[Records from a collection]
•••••

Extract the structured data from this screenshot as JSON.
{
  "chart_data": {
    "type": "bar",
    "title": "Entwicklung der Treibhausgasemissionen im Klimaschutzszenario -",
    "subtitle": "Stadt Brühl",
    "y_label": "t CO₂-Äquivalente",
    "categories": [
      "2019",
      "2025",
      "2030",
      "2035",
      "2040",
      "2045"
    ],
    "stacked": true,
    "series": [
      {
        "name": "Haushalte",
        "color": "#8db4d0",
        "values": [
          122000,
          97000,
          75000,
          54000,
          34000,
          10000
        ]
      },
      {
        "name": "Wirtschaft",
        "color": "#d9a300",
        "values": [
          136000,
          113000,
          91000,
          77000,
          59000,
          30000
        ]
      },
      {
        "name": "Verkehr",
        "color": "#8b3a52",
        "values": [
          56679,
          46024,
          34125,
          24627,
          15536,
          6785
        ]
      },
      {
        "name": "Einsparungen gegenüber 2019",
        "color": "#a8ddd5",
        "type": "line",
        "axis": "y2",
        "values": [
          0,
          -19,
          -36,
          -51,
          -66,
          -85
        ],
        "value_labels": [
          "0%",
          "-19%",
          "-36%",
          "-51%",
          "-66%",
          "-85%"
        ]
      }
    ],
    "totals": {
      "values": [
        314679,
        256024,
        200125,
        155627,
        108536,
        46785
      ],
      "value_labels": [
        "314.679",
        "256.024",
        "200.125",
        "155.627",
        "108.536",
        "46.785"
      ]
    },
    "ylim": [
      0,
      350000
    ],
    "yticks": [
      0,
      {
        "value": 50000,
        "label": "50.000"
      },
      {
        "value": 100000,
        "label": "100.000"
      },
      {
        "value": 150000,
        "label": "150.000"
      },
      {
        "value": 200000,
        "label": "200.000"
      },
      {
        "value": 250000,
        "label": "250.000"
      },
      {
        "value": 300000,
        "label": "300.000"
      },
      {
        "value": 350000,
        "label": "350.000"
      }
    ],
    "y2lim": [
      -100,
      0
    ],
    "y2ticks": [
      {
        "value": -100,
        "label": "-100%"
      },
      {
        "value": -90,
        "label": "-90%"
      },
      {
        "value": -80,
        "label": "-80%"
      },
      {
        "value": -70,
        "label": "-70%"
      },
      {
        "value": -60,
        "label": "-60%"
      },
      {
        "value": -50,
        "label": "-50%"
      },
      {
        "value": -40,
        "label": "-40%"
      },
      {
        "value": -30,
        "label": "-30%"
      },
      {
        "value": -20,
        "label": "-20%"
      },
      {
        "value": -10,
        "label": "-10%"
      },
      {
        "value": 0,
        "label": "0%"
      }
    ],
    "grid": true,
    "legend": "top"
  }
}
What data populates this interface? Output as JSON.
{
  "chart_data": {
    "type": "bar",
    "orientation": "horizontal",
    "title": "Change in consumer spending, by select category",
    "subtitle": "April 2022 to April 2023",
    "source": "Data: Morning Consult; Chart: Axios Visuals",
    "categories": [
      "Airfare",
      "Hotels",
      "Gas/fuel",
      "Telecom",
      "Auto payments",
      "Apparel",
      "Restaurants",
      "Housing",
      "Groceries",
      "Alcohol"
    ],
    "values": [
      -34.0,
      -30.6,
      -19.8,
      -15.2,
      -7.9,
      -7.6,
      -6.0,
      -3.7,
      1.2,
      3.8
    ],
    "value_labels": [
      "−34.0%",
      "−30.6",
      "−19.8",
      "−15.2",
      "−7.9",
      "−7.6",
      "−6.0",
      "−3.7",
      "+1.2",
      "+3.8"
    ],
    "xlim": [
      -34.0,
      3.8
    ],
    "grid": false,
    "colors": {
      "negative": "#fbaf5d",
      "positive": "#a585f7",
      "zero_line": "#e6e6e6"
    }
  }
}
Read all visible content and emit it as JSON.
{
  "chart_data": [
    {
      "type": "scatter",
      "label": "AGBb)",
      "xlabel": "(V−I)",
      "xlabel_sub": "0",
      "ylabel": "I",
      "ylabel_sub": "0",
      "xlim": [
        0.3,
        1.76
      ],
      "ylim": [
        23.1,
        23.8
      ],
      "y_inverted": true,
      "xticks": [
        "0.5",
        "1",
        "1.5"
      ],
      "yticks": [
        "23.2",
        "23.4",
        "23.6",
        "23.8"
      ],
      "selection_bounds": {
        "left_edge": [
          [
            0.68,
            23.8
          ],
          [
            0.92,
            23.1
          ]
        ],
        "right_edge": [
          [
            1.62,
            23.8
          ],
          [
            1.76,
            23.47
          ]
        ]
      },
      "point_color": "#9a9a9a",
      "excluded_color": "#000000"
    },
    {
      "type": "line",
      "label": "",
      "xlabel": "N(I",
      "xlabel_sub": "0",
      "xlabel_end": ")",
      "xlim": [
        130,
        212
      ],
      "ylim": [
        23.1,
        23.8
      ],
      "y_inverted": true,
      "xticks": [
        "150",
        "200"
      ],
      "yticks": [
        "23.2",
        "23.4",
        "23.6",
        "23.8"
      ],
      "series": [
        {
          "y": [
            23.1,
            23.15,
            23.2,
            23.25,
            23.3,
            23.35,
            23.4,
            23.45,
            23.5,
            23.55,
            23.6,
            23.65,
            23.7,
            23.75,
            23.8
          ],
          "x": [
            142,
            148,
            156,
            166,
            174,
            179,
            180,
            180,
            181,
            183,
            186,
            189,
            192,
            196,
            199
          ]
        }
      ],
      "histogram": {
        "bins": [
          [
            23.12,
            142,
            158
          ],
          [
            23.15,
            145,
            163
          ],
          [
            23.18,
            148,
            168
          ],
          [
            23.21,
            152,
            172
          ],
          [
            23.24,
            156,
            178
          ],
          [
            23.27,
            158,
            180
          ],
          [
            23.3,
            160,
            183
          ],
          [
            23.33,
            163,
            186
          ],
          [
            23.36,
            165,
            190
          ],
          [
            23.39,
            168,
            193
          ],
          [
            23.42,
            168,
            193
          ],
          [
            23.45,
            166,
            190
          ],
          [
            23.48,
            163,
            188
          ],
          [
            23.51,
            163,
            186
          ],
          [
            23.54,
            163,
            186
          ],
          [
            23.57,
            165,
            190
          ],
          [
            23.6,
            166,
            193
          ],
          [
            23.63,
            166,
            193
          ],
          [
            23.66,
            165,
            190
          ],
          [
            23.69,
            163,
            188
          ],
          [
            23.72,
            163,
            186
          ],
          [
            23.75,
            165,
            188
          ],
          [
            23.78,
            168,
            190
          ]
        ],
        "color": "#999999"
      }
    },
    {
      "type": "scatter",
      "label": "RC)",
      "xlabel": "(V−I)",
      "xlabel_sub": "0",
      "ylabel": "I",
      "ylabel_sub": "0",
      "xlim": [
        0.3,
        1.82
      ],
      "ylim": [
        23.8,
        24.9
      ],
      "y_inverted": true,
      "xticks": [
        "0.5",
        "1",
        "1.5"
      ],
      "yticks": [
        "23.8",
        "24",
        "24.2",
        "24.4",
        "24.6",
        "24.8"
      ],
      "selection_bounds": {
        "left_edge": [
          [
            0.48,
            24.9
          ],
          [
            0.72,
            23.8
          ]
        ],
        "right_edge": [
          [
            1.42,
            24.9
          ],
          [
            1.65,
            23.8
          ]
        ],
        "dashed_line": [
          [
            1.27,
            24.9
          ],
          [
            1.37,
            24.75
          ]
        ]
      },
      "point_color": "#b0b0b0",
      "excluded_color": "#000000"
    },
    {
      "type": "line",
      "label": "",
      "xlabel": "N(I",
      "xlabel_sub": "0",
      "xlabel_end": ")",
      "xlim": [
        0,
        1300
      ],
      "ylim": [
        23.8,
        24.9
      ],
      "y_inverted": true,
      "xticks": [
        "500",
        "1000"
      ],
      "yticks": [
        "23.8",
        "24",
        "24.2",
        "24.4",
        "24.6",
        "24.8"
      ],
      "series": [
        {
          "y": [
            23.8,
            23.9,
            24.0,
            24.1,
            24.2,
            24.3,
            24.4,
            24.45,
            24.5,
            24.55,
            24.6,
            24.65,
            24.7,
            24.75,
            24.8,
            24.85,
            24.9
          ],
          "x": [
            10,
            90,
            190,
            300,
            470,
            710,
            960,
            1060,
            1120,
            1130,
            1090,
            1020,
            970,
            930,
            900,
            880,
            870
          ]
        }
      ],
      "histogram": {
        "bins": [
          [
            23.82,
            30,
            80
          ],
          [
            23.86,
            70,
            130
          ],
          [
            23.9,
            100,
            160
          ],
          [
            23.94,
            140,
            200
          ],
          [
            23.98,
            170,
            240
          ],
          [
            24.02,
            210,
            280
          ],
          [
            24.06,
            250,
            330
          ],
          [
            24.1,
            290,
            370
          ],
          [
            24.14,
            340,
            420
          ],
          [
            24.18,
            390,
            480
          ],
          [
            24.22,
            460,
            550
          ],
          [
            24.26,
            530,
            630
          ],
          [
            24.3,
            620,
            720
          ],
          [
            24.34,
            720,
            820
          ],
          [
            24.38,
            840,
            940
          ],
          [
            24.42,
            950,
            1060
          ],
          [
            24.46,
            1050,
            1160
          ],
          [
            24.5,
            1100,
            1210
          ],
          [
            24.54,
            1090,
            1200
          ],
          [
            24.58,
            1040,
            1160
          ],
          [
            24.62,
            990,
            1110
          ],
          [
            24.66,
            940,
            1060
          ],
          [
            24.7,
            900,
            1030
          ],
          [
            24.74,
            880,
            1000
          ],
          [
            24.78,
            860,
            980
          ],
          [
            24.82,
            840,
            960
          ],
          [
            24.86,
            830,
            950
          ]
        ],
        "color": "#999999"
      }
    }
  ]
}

•••••

= Goal of the exercise =
Return only those lines of the records that contain the string "name".

= Expected answer =
        "name": "Haushalte",
        "name": "Wirtschaft",
        "name": "Verkehr",
        "name": "Einsparungen gegenüber 2019",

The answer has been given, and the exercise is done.